[Stored data]
-.-.-
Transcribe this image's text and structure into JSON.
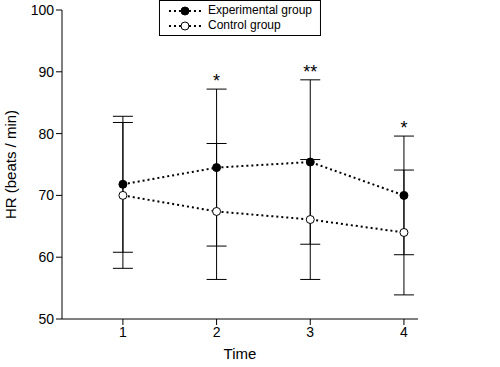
{
  "chart_data": {
    "type": "line",
    "x_label": "Time",
    "y_label": "HR (beats / min)",
    "x": [
      1,
      2,
      3,
      4
    ],
    "xlim": [
      0.35,
      4.15
    ],
    "xticks": [
      1,
      2,
      3,
      4
    ],
    "ylim": [
      50,
      100
    ],
    "yticks": [
      50,
      60,
      70,
      80,
      90,
      100
    ],
    "legend": "top",
    "grid": false,
    "series": [
      {
        "name": "Experimental group",
        "color": "#000000",
        "marker": "circle",
        "line_style": "dotted",
        "values": [
          71.8,
          74.5,
          75.4,
          70.0
        ],
        "errors": [
          11.0,
          12.7,
          13.3,
          9.6
        ]
      },
      {
        "name": "Control group",
        "color": "#000000",
        "marker": "open_circle",
        "line_style": "dotted",
        "values": [
          70.0,
          67.4,
          66.1,
          64.0
        ],
        "errors": [
          11.8,
          11.0,
          9.7,
          10.1
        ]
      }
    ],
    "annotations": [
      {
        "x": 2,
        "text": "*"
      },
      {
        "x": 3,
        "text": "**"
      },
      {
        "x": 4,
        "text": "*"
      }
    ]
  }
}
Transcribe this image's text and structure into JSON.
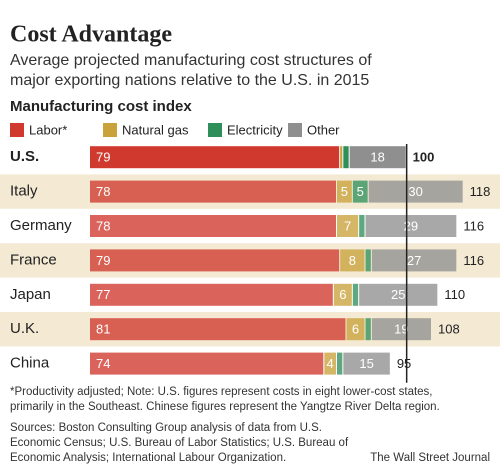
{
  "chart_data": {
    "type": "stacked-bar-horizontal",
    "title": "Cost Advantage",
    "subtitle": [
      "Average projected manufacturing cost structures of",
      "major exporting nations relative to the U.S. in 2015"
    ],
    "value_label": "Manufacturing cost index",
    "categories": [
      "U.S.",
      "Italy",
      "Germany",
      "France",
      "Japan",
      "U.K.",
      "China"
    ],
    "series": [
      {
        "name": "Labor*",
        "color": "#d0392e",
        "values": [
          79,
          78,
          78,
          79,
          77,
          81,
          74
        ]
      },
      {
        "name": "Natural gas",
        "color": "#c9a23c",
        "values": [
          1,
          5,
          7,
          8,
          6,
          6,
          4
        ]
      },
      {
        "name": "Electricity",
        "color": "#2f8f5b",
        "values": [
          2,
          5,
          2,
          2,
          2,
          2,
          2
        ]
      },
      {
        "name": "Other",
        "color": "#8f8f8f",
        "values": [
          18,
          30,
          29,
          27,
          25,
          19,
          15
        ]
      }
    ],
    "totals": [
      100,
      118,
      116,
      116,
      110,
      108,
      95
    ],
    "xlim": [
      0,
      120
    ],
    "notes": [
      "*Productivity adjusted; Note: U.S. figures represent costs in eight lower-cost states,",
      "primarily in the Southeast. Chinese figures represent the Yangtze River Delta region."
    ],
    "sources": [
      "Sources: Boston Consulting Group analysis of data from U.S.",
      "Economic Census; U.S. Bureau of Labor Statistics; U.S. Bureau of",
      "Economic Analysis; International Labour Organization."
    ],
    "credit": "The Wall Street Journal"
  }
}
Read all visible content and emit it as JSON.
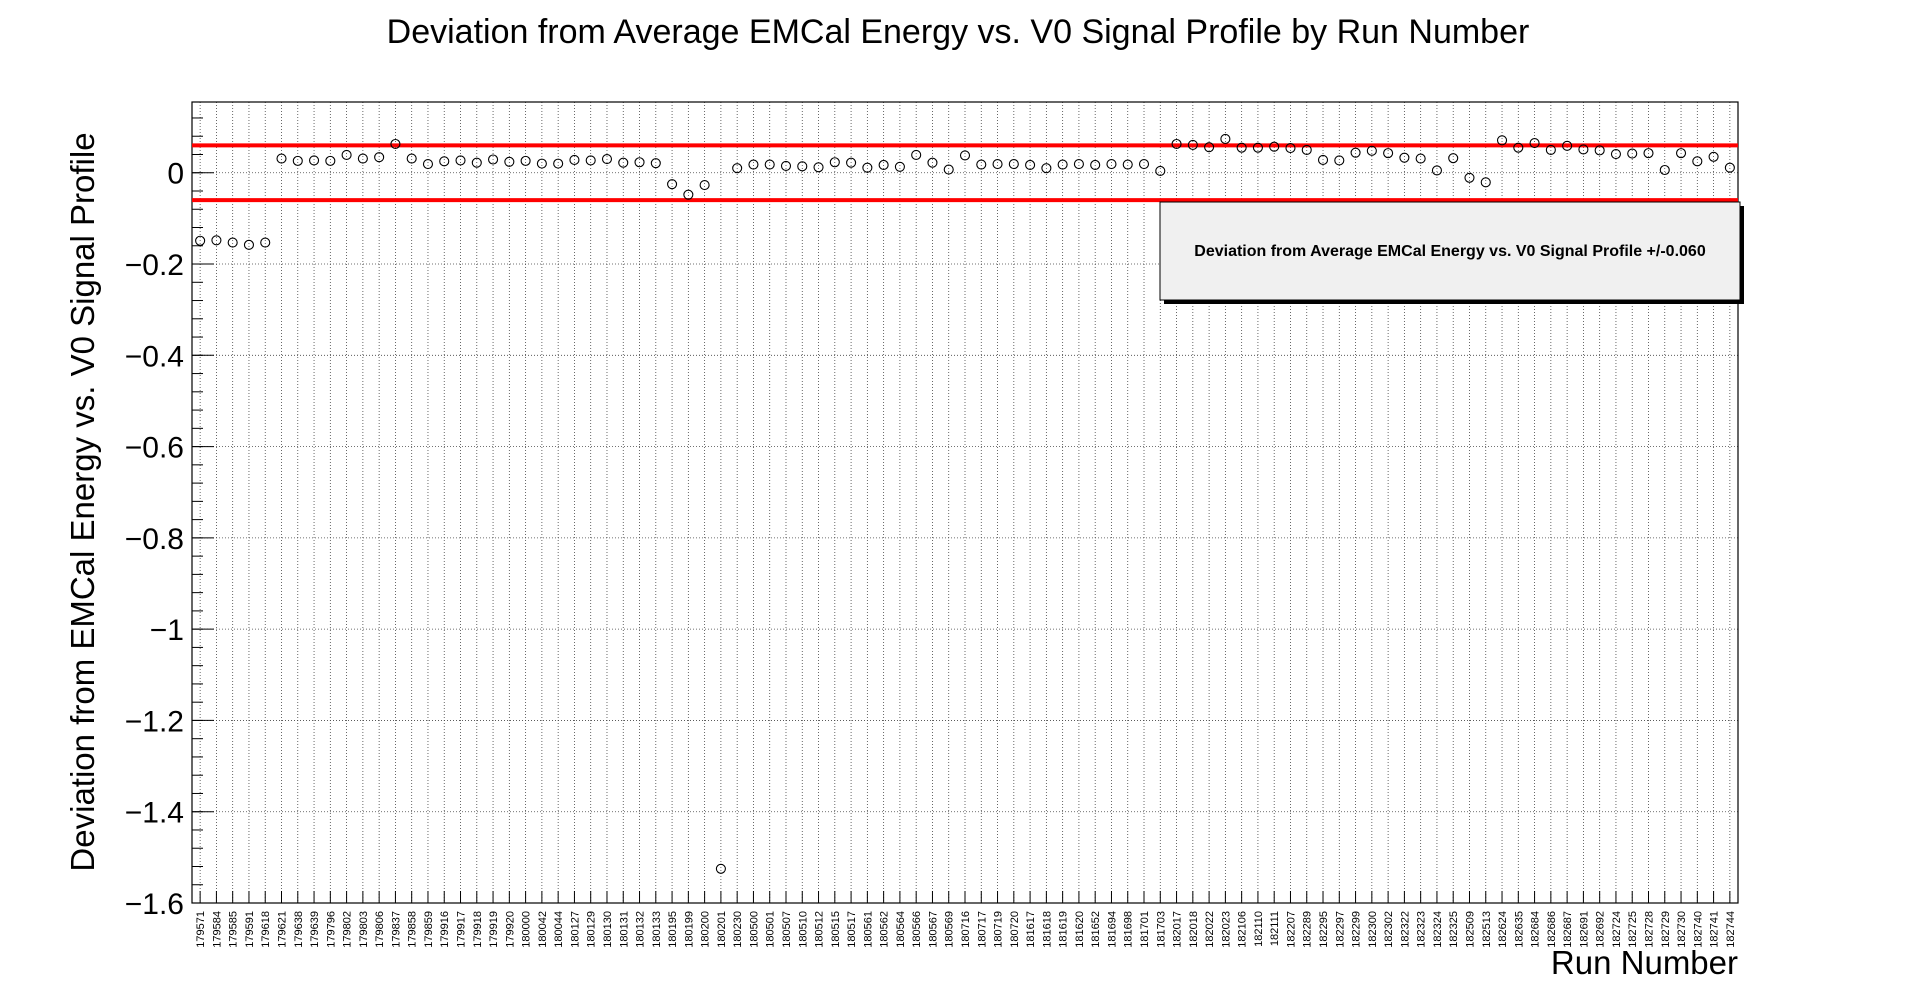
{
  "chart_data": {
    "type": "scatter",
    "title": "Deviation from Average EMCal Energy vs. V0 Signal Profile by Run Number",
    "xlabel": "Run Number",
    "ylabel": "Deviation from EMCal Energy vs. V0 Signal Profile",
    "ylim": [
      -1.6,
      0.155
    ],
    "yticks": [
      0,
      -0.2,
      -0.4,
      -0.6,
      -0.8,
      -1,
      -1.2,
      -1.4,
      -1.6
    ],
    "ytick_labels": [
      "0",
      "−0.2",
      "−0.4",
      "−0.6",
      "−0.8",
      "−1",
      "−1.2",
      "−1.4",
      "−1.6"
    ],
    "grid": true,
    "marker": "open-circle",
    "categories": [
      "179571",
      "179584",
      "179585",
      "179591",
      "179618",
      "179621",
      "179638",
      "179639",
      "179796",
      "179802",
      "179803",
      "179806",
      "179837",
      "179858",
      "179859",
      "179916",
      "179917",
      "179918",
      "179919",
      "179920",
      "180000",
      "180042",
      "180044",
      "180127",
      "180129",
      "180130",
      "180131",
      "180132",
      "180133",
      "180195",
      "180199",
      "180200",
      "180201",
      "180230",
      "180500",
      "180501",
      "180507",
      "180510",
      "180512",
      "180515",
      "180517",
      "180561",
      "180562",
      "180564",
      "180566",
      "180567",
      "180569",
      "180716",
      "180717",
      "180719",
      "180720",
      "181617",
      "181618",
      "181619",
      "181620",
      "181652",
      "181694",
      "181698",
      "181701",
      "181703",
      "182017",
      "182018",
      "182022",
      "182023",
      "182106",
      "182110",
      "182111",
      "182207",
      "182289",
      "182295",
      "182297",
      "182299",
      "182300",
      "182302",
      "182322",
      "182323",
      "182324",
      "182325",
      "182509",
      "182513",
      "182624",
      "182635",
      "182684",
      "182686",
      "182687",
      "182691",
      "182692",
      "182724",
      "182725",
      "182728",
      "182729",
      "182730",
      "182740",
      "182741",
      "182744"
    ],
    "values": [
      -0.149,
      -0.148,
      -0.153,
      -0.158,
      -0.153,
      0.031,
      0.026,
      0.027,
      0.026,
      0.039,
      0.031,
      0.034,
      0.063,
      0.031,
      0.019,
      0.025,
      0.027,
      0.022,
      0.029,
      0.024,
      0.026,
      0.02,
      0.02,
      0.028,
      0.027,
      0.03,
      0.022,
      0.023,
      0.021,
      -0.025,
      -0.048,
      -0.027,
      -1.525,
      0.01,
      0.018,
      0.018,
      0.015,
      0.014,
      0.012,
      0.023,
      0.022,
      0.011,
      0.017,
      0.013,
      0.039,
      0.022,
      0.007,
      0.038,
      0.018,
      0.019,
      0.019,
      0.017,
      0.01,
      0.018,
      0.019,
      0.017,
      0.019,
      0.018,
      0.019,
      0.004,
      0.063,
      0.061,
      0.056,
      0.074,
      0.055,
      0.055,
      0.057,
      0.054,
      0.05,
      0.028,
      0.027,
      0.044,
      0.048,
      0.043,
      0.033,
      0.031,
      0.005,
      0.032,
      -0.011,
      -0.021,
      0.071,
      0.055,
      0.065,
      0.05,
      0.059,
      0.051,
      0.049,
      0.041,
      0.042,
      0.043,
      0.006,
      0.043,
      0.025,
      0.035,
      0.011
    ],
    "threshold_lines": [
      0.06,
      -0.06
    ],
    "threshold_color": "#ff0000",
    "legend": {
      "text": "Deviation from Average EMCal Energy vs. V0 Signal Profile +/-0.060",
      "position": "top-right",
      "background": "#f0f0f0"
    }
  }
}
-.-.-
Copy out every line of the data that includes the word "Number".

    "title": "Deviation from Average EMCal Energy vs. V0 Signal Profile by Run Number",
    "xlabel": "Run Number",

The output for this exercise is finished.